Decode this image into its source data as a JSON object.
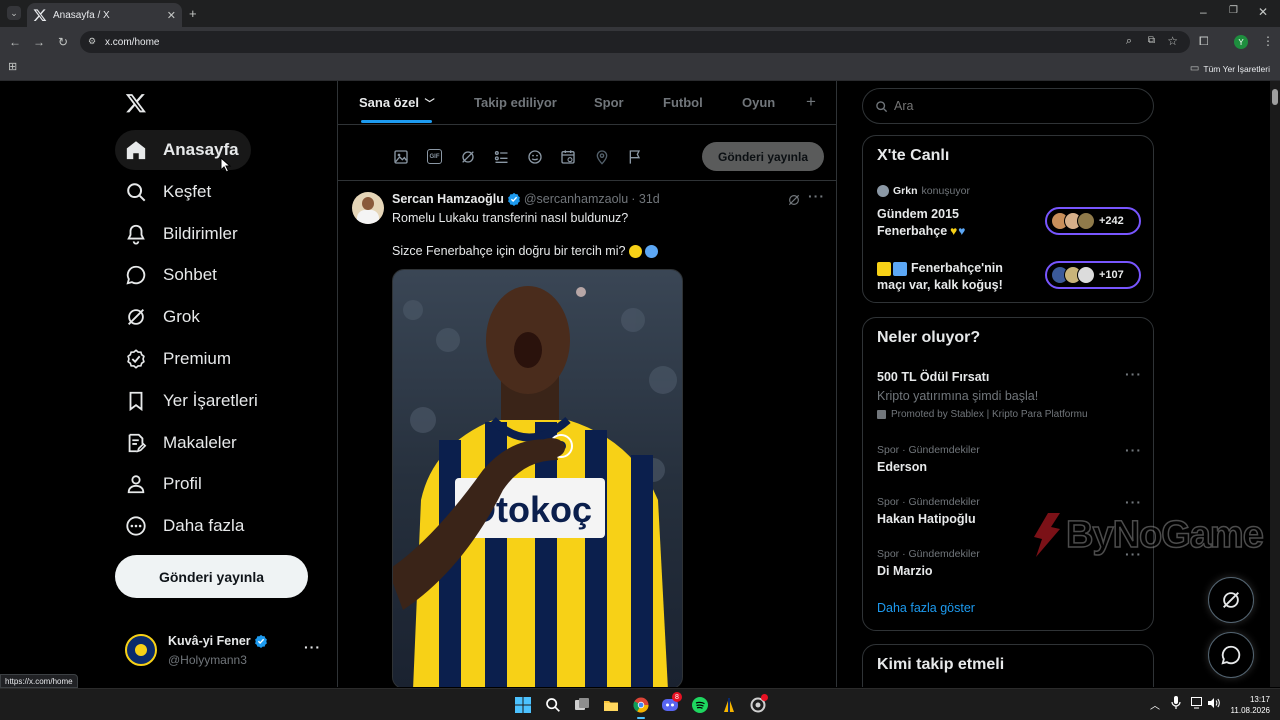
{
  "browser": {
    "tab_title": "Anasayfa / X",
    "url": "x.com/home",
    "bookmarks_label": "Tüm Yer İşaretleri",
    "profile_initial": "Y",
    "status_url": "https://x.com/home"
  },
  "nav": {
    "items": [
      {
        "label": "Anasayfa",
        "icon": "home-icon"
      },
      {
        "label": "Keşfet",
        "icon": "search-icon"
      },
      {
        "label": "Bildirimler",
        "icon": "bell-icon"
      },
      {
        "label": "Sohbet",
        "icon": "chat-icon"
      },
      {
        "label": "Grok",
        "icon": "grok-icon"
      },
      {
        "label": "Premium",
        "icon": "verified-icon"
      },
      {
        "label": "Yer İşaretleri",
        "icon": "bookmark-icon"
      },
      {
        "label": "Makaleler",
        "icon": "articles-icon"
      },
      {
        "label": "Profil",
        "icon": "person-icon"
      },
      {
        "label": "Daha fazla",
        "icon": "more-circle-icon"
      }
    ],
    "post_button": "Gönderi yayınla",
    "account": {
      "name": "Kuvâ-yi Fener",
      "handle": "@Holyymann3"
    }
  },
  "feed": {
    "tabs": [
      "Sana özel",
      "Takip ediliyor",
      "Spor",
      "Futbol",
      "Oyun"
    ],
    "composer_button": "Gönderi yayınla",
    "tweet": {
      "author": "Sercan Hamzaoğlu",
      "handle": "@sercanhamzaolu",
      "time": "· 31d",
      "line1": "Romelu Lukaku transferini nasıl buldunuz?",
      "line2": "Sizce Fenerbahçe için doğru bir tercih mi?",
      "image_text": "Otokoç"
    }
  },
  "sidebar": {
    "search_placeholder": "Ara",
    "live": {
      "title": "X'te Canlı",
      "speaker": "Grkn",
      "speaker_status": "konuşuyor",
      "spaces": [
        {
          "line1": "Gündem 2015",
          "line2": "Fenerbahçe",
          "count": "+242"
        },
        {
          "line1": "Fenerbahçe'nin",
          "line2": "maçı var, kalk koğuş!",
          "count": "+107"
        }
      ]
    },
    "trends": {
      "title": "Neler oluyor?",
      "promo": {
        "title": "500 TL Ödül Fırsatı",
        "subtitle": "Kripto yatırımına şimdi başla!",
        "promoted": "Promoted by Stablex | Kripto Para Platformu"
      },
      "items": [
        {
          "meta": "Spor · Gündemdekiler",
          "name": "Ederson"
        },
        {
          "meta": "Spor · Gündemdekiler",
          "name": "Hakan Hatipoğlu"
        },
        {
          "meta": "Spor · Gündemdekiler",
          "name": "Di Marzio"
        }
      ],
      "show_more": "Daha fazla göster"
    },
    "who_to_follow": "Kimi takip etmeli"
  },
  "watermark": "ByNoGame",
  "taskbar": {
    "time": "13:17",
    "date": "11.08.2026",
    "discord_badge": "8"
  },
  "colors": {
    "accent": "#1d9bf0",
    "live_border": "#7856ff",
    "verified": "#1d9bf0",
    "background": "#000000"
  }
}
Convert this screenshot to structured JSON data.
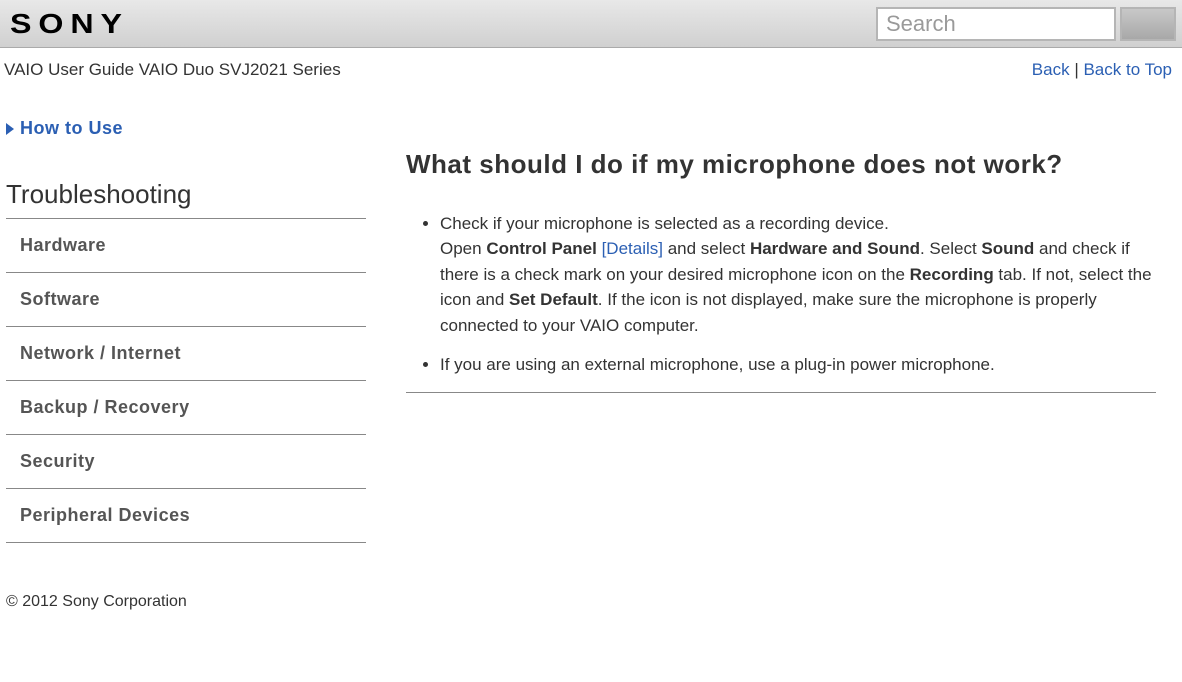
{
  "header": {
    "logo": "SONY",
    "search_placeholder": "Search"
  },
  "subheader": {
    "title": "VAIO User Guide VAIO Duo SVJ2021 Series",
    "back": "Back",
    "sep": " | ",
    "back_to_top": "Back to Top"
  },
  "sidebar": {
    "howto": "How to Use",
    "section": "Troubleshooting",
    "items": [
      {
        "label": "Hardware"
      },
      {
        "label": "Software"
      },
      {
        "label": "Network / Internet"
      },
      {
        "label": "Backup / Recovery"
      },
      {
        "label": "Security"
      },
      {
        "label": "Peripheral Devices"
      }
    ]
  },
  "article": {
    "title": "What should I do if my microphone does not work?",
    "b1_line1": "Check if your microphone is selected as a recording device.",
    "b1_open": "Open ",
    "b1_cp": "Control Panel",
    "b1_sp1": " ",
    "b1_details": "[Details]",
    "b1_and_select": " and select ",
    "b1_hw": "Hardware and Sound",
    "b1_select": ". Select ",
    "b1_sound": "Sound",
    "b1_mid": " and check if there is a check mark on your desired microphone icon on the ",
    "b1_rec": "Recording",
    "b1_tab": " tab. If not, select the icon and ",
    "b1_setdef": "Set Default",
    "b1_tail": ". If the icon is not displayed, make sure the microphone is properly connected to your VAIO computer.",
    "b2": "If you are using an external microphone, use a plug-in power microphone."
  },
  "footer": {
    "copyright": "© 2012 Sony Corporation"
  }
}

★ ★ ★ ★ ★

Exercise directions:
The records above need to be given again exactly. Omit the pictures.

The answer:
Decode this image into its source data as a JSON object.
{
  "browser": {
    "tab_title": "Anasayfa / X",
    "url": "x.com/home",
    "bookmarks_label": "Tüm Yer İşaretleri",
    "profile_initial": "Y",
    "status_url": "https://x.com/home"
  },
  "nav": {
    "items": [
      {
        "label": "Anasayfa",
        "icon": "home-icon"
      },
      {
        "label": "Keşfet",
        "icon": "search-icon"
      },
      {
        "label": "Bildirimler",
        "icon": "bell-icon"
      },
      {
        "label": "Sohbet",
        "icon": "chat-icon"
      },
      {
        "label": "Grok",
        "icon": "grok-icon"
      },
      {
        "label": "Premium",
        "icon": "verified-icon"
      },
      {
        "label": "Yer İşaretleri",
        "icon": "bookmark-icon"
      },
      {
        "label": "Makaleler",
        "icon": "articles-icon"
      },
      {
        "label": "Profil",
        "icon": "person-icon"
      },
      {
        "label": "Daha fazla",
        "icon": "more-circle-icon"
      }
    ],
    "post_button": "Gönderi yayınla",
    "account": {
      "name": "Kuvâ-yi Fener",
      "handle": "@Holyymann3"
    }
  },
  "feed": {
    "tabs": [
      "Sana özel",
      "Takip ediliyor",
      "Spor",
      "Futbol",
      "Oyun"
    ],
    "composer_button": "Gönderi yayınla",
    "tweet": {
      "author": "Sercan Hamzaoğlu",
      "handle": "@sercanhamzaolu",
      "time": "· 31d",
      "line1": "Romelu Lukaku transferini nasıl buldunuz?",
      "line2": "Sizce Fenerbahçe için doğru bir tercih mi?",
      "image_text": "Otokoç"
    }
  },
  "sidebar": {
    "search_placeholder": "Ara",
    "live": {
      "title": "X'te Canlı",
      "speaker": "Grkn",
      "speaker_status": "konuşuyor",
      "spaces": [
        {
          "line1": "Gündem 2015",
          "line2": "Fenerbahçe",
          "count": "+242"
        },
        {
          "line1": "Fenerbahçe'nin",
          "line2": "maçı var, kalk koğuş!",
          "count": "+107"
        }
      ]
    },
    "trends": {
      "title": "Neler oluyor?",
      "promo": {
        "title": "500 TL Ödül Fırsatı",
        "subtitle": "Kripto yatırımına şimdi başla!",
        "promoted": "Promoted by Stablex | Kripto Para Platformu"
      },
      "items": [
        {
          "meta": "Spor · Gündemdekiler",
          "name": "Ederson"
        },
        {
          "meta": "Spor · Gündemdekiler",
          "name": "Hakan Hatipoğlu"
        },
        {
          "meta": "Spor · Gündemdekiler",
          "name": "Di Marzio"
        }
      ],
      "show_more": "Daha fazla göster"
    },
    "who_to_follow": "Kimi takip etmeli"
  },
  "watermark": "ByNoGame",
  "taskbar": {
    "time": "13:17",
    "date": "11.08.2026",
    "discord_badge": "8"
  },
  "colors": {
    "accent": "#1d9bf0",
    "live_border": "#7856ff",
    "verified": "#1d9bf0",
    "background": "#000000"
  }
}
Convert this screenshot to structured JSON data.
{
  "header": {
    "logo": "SONY",
    "search_placeholder": "Search"
  },
  "subheader": {
    "title": "VAIO User Guide VAIO Duo SVJ2021 Series",
    "back": "Back",
    "sep": " | ",
    "back_to_top": "Back to Top"
  },
  "sidebar": {
    "howto": "How to Use",
    "section": "Troubleshooting",
    "items": [
      {
        "label": "Hardware"
      },
      {
        "label": "Software"
      },
      {
        "label": "Network / Internet"
      },
      {
        "label": "Backup / Recovery"
      },
      {
        "label": "Security"
      },
      {
        "label": "Peripheral Devices"
      }
    ]
  },
  "article": {
    "title": "What should I do if my microphone does not work?",
    "b1_line1": "Check if your microphone is selected as a recording device.",
    "b1_open": "Open ",
    "b1_cp": "Control Panel",
    "b1_sp1": " ",
    "b1_details": "[Details]",
    "b1_and_select": " and select ",
    "b1_hw": "Hardware and Sound",
    "b1_select": ". Select ",
    "b1_sound": "Sound",
    "b1_mid": " and check if there is a check mark on your desired microphone icon on the ",
    "b1_rec": "Recording",
    "b1_tab": " tab. If not, select the icon and ",
    "b1_setdef": "Set Default",
    "b1_tail": ". If the icon is not displayed, make sure the microphone is properly connected to your VAIO computer.",
    "b2": "If you are using an external microphone, use a plug-in power microphone."
  },
  "footer": {
    "copyright": "© 2012 Sony Corporation"
  }
}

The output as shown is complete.